WHAT YOU HAVE TO DO. Every entry must be copied word for word.

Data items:
++++++++++
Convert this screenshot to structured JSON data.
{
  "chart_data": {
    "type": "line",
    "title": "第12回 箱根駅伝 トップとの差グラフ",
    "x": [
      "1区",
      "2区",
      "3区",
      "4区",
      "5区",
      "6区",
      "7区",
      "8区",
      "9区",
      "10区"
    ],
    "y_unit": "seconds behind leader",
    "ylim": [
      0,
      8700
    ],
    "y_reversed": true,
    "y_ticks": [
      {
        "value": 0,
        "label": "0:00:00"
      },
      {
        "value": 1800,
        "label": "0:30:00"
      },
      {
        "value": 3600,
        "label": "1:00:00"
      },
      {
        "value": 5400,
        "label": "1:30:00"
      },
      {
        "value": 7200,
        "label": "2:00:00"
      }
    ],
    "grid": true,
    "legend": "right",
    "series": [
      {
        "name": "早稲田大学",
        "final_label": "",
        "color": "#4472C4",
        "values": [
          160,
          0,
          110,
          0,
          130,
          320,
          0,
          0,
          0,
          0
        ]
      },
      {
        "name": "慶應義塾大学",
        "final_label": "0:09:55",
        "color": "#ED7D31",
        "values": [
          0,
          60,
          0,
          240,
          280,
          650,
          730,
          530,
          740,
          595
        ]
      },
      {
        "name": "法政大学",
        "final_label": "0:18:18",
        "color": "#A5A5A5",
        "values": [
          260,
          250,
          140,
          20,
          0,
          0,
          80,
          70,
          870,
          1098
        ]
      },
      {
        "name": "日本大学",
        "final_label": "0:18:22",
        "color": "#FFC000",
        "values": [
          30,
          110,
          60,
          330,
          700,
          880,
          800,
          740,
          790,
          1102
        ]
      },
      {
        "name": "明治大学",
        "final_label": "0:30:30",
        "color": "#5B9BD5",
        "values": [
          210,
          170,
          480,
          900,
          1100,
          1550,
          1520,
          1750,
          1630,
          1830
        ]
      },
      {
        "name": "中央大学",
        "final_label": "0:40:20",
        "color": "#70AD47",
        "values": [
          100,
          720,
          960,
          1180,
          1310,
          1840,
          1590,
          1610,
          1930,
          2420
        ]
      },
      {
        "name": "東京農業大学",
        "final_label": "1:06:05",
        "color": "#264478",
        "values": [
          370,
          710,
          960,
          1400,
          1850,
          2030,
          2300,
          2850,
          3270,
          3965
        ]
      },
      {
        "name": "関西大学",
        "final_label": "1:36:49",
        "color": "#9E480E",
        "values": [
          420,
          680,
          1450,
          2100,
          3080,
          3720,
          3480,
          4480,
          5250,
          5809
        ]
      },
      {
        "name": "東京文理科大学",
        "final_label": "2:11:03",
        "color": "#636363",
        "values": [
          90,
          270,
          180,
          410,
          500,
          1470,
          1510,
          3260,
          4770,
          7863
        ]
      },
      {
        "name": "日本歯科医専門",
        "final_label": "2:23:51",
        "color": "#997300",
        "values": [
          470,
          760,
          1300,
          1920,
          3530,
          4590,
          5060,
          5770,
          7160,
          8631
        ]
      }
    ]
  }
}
++++++++++
RESPONSE TO THIS EXERCISE.
Convert this screenshot to structured JSON data.
{
  "chart_data": {
    "type": "line",
    "title": "第12回 箱根駅伝 トップとの差グラフ",
    "x": [
      "1区",
      "2区",
      "3区",
      "4区",
      "5区",
      "6区",
      "7区",
      "8区",
      "9区",
      "10区"
    ],
    "y_unit": "seconds behind leader",
    "ylim": [
      0,
      8700
    ],
    "y_reversed": true,
    "y_ticks": [
      {
        "value": 0,
        "label": "0:00:00"
      },
      {
        "value": 1800,
        "label": "0:30:00"
      },
      {
        "value": 3600,
        "label": "1:00:00"
      },
      {
        "value": 5400,
        "label": "1:30:00"
      },
      {
        "value": 7200,
        "label": "2:00:00"
      }
    ],
    "grid": true,
    "legend": "right",
    "series": [
      {
        "name": "早稲田大学",
        "final_label": "",
        "color": "#4472C4",
        "values": [
          160,
          0,
          110,
          0,
          130,
          320,
          0,
          0,
          0,
          0
        ]
      },
      {
        "name": "慶應義塾大学",
        "final_label": "0:09:55",
        "color": "#ED7D31",
        "values": [
          0,
          60,
          0,
          240,
          280,
          650,
          730,
          530,
          740,
          595
        ]
      },
      {
        "name": "法政大学",
        "final_label": "0:18:18",
        "color": "#A5A5A5",
        "values": [
          260,
          250,
          140,
          20,
          0,
          0,
          80,
          70,
          870,
          1098
        ]
      },
      {
        "name": "日本大学",
        "final_label": "0:18:22",
        "color": "#FFC000",
        "values": [
          30,
          110,
          60,
          330,
          700,
          880,
          800,
          740,
          790,
          1102
        ]
      },
      {
        "name": "明治大学",
        "final_label": "0:30:30",
        "color": "#5B9BD5",
        "values": [
          210,
          170,
          480,
          900,
          1100,
          1550,
          1520,
          1750,
          1630,
          1830
        ]
      },
      {
        "name": "中央大学",
        "final_label": "0:40:20",
        "color": "#70AD47",
        "values": [
          100,
          720,
          960,
          1180,
          1310,
          1840,
          1590,
          1610,
          1930,
          2420
        ]
      },
      {
        "name": "東京農業大学",
        "final_label": "1:06:05",
        "color": "#264478",
        "values": [
          370,
          710,
          960,
          1400,
          1850,
          2030,
          2300,
          2850,
          3270,
          3965
        ]
      },
      {
        "name": "関西大学",
        "final_label": "1:36:49",
        "color": "#9E480E",
        "values": [
          420,
          680,
          1450,
          2100,
          3080,
          3720,
          3480,
          4480,
          5250,
          5809
        ]
      },
      {
        "name": "東京文理科大学",
        "final_label": "2:11:03",
        "color": "#636363",
        "values": [
          90,
          270,
          180,
          410,
          500,
          1470,
          1510,
          3260,
          4770,
          7863
        ]
      },
      {
        "name": "日本歯科医専門",
        "final_label": "2:23:51",
        "color": "#997300",
        "values": [
          470,
          760,
          1300,
          1920,
          3530,
          4590,
          5060,
          5770,
          7160,
          8631
        ]
      }
    ]
  }
}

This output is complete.